PASSAGE GIVEN >>

>> start

This week, Suzi and Karen discuss their travel dialogue from their FeMail Archive:
Why is it that women are the ones who can neatly return an unfolded map to its proper alignment, creases all even and the multiple folds bending in the correct direction? Some men do not need maps nor can they ask for directions. Is this true or just funny? Women seem to have a special relationship with maps, with routes and courses. Maps are a symbol and a tool of navigation. Women, moms in particular, are like sea captains: we navigate the waters of family life.
Here at FeMail, we share a passion for travel. We always pack our travel art kits as neatly and completely as our toiletries (Only heavier!). We are devoted to reuse and upcycling. Our Travel Kits are plastic zippered bags that once held holiday gifts or pillowcases. We need waterproof, tough containers that slip in to our suitcases and can be easily carried in a backpack once we arrive at our destination.

>> end

WHAT TO PRODUCE >> Reproduce the FeMail travel passage word for word, from "This week, Suzi" up to and including "of family life.".

Layout region records >>

>> start

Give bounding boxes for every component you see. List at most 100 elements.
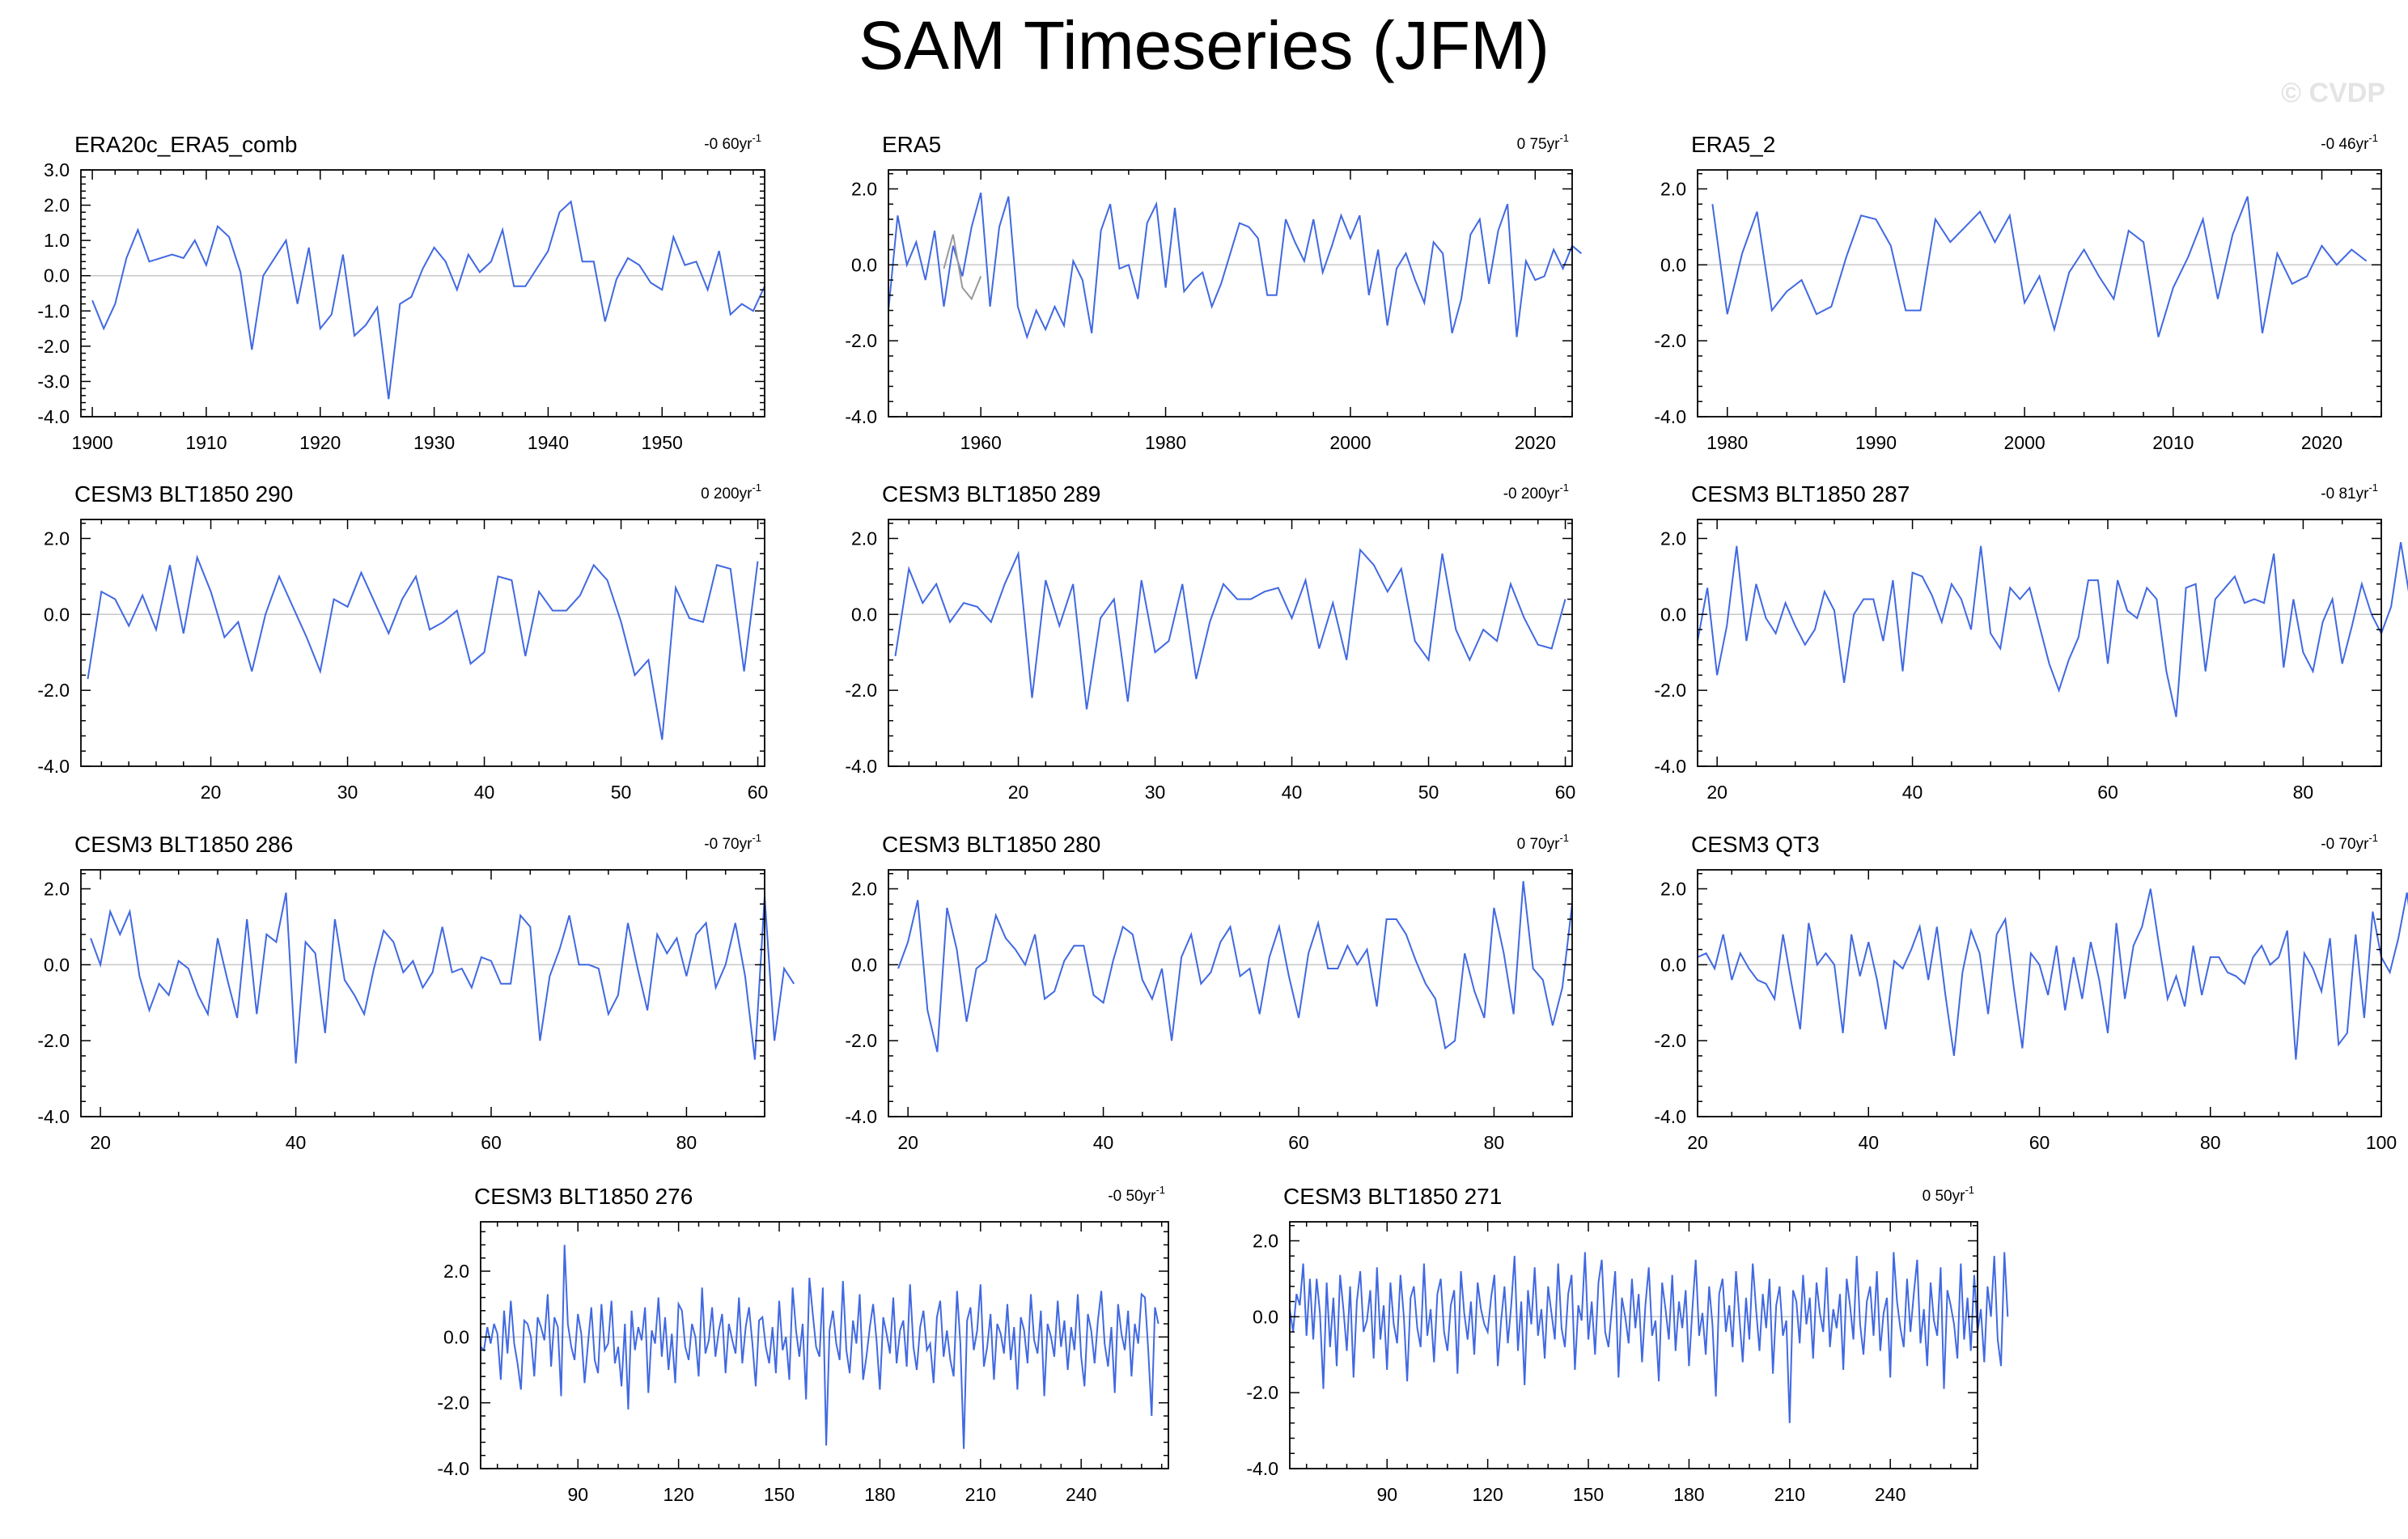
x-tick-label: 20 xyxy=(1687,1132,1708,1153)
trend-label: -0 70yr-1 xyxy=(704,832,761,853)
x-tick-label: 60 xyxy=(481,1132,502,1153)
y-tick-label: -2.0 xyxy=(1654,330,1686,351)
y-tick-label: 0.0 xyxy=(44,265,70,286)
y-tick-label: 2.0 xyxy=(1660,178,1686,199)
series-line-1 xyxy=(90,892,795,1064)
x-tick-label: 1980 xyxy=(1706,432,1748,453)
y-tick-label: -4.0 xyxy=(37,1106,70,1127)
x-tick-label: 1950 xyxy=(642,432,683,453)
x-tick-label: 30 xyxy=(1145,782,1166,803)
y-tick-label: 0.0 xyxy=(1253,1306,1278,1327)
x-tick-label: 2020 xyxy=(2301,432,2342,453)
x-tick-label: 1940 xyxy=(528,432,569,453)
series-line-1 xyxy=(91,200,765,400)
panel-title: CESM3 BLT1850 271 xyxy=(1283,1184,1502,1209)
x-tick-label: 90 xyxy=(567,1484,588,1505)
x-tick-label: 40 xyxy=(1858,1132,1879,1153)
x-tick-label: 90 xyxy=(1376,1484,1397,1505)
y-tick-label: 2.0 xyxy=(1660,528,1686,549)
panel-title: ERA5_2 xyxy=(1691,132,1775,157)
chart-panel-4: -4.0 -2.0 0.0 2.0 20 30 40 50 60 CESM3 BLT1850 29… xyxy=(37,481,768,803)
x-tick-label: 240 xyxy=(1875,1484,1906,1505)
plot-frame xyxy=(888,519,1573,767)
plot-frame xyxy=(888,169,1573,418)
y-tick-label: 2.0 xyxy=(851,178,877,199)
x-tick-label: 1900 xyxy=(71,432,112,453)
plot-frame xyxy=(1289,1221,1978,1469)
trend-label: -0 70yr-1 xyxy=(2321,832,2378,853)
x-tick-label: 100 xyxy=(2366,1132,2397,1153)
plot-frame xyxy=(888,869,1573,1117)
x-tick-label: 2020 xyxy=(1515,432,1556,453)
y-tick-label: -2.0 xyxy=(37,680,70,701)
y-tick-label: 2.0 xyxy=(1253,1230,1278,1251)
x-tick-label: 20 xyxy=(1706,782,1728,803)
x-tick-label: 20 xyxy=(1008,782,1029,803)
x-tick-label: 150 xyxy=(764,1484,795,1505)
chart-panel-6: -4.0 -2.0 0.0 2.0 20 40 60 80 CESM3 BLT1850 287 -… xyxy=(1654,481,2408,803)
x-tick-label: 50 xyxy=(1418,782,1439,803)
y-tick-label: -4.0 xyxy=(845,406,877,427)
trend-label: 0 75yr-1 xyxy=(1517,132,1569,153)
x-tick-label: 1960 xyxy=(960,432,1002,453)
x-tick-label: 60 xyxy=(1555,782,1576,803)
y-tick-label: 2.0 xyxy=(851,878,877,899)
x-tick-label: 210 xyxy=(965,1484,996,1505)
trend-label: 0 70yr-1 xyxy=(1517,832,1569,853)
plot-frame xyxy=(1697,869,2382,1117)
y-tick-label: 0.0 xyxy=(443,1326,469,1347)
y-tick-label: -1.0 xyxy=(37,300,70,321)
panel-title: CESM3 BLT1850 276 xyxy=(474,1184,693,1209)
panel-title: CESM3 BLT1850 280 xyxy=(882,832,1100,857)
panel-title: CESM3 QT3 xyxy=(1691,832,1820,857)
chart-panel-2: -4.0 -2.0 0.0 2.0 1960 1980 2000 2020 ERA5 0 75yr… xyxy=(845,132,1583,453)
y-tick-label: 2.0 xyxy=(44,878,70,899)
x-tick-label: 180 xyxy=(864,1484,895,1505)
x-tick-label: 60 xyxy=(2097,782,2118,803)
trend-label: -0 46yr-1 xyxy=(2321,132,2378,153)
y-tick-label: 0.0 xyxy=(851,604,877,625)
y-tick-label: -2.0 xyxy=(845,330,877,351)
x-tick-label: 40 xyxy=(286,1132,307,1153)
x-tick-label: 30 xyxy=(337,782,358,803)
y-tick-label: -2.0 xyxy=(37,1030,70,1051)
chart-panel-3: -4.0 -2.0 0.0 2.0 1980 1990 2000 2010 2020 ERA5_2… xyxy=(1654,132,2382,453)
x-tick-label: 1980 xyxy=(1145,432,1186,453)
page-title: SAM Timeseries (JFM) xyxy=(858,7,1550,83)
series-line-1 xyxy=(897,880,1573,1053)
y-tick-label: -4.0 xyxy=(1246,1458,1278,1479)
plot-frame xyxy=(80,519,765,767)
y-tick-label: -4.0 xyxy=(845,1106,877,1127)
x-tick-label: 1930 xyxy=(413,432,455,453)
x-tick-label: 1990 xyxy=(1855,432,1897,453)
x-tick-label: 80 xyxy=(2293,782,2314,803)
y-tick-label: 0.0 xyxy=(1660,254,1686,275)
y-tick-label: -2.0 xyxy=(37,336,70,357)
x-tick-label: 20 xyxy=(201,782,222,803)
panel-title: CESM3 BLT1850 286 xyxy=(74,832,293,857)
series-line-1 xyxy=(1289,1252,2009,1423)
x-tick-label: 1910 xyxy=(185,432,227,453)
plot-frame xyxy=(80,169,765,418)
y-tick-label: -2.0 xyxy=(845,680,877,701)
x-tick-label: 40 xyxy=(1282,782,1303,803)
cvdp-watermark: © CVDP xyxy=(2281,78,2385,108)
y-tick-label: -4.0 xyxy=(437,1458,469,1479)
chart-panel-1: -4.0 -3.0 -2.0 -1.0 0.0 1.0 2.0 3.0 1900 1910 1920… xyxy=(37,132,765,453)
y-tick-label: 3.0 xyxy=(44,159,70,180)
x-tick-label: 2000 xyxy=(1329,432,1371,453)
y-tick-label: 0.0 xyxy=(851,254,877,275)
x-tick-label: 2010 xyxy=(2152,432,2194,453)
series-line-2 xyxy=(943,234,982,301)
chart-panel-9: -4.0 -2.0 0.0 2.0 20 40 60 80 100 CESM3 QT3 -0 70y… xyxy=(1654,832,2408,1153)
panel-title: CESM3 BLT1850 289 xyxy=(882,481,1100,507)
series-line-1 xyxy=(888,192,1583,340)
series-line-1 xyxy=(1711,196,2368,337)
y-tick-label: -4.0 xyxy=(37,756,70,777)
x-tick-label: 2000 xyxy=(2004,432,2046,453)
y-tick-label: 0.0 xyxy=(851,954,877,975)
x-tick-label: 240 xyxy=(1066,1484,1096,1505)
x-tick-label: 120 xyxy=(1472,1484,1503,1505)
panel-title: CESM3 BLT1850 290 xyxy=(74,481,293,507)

>> end

RESPONSE TO THE EXERCISE >>
This week, Suzi and Karen discuss their travel dialogue from their FeMail Archive:
Why is it that women are the ones who can neatly return an unfolded map to its proper alignment, creases all even and the multiple folds bending in the correct direction? Some men do not need maps nor can they ask for directions. Is this true or just funny? Women seem to have a special relationship with maps, with routes and courses. Maps are a symbol and a tool of navigation. Women, moms in particular, are like sea captains: we navigate the waters of family life.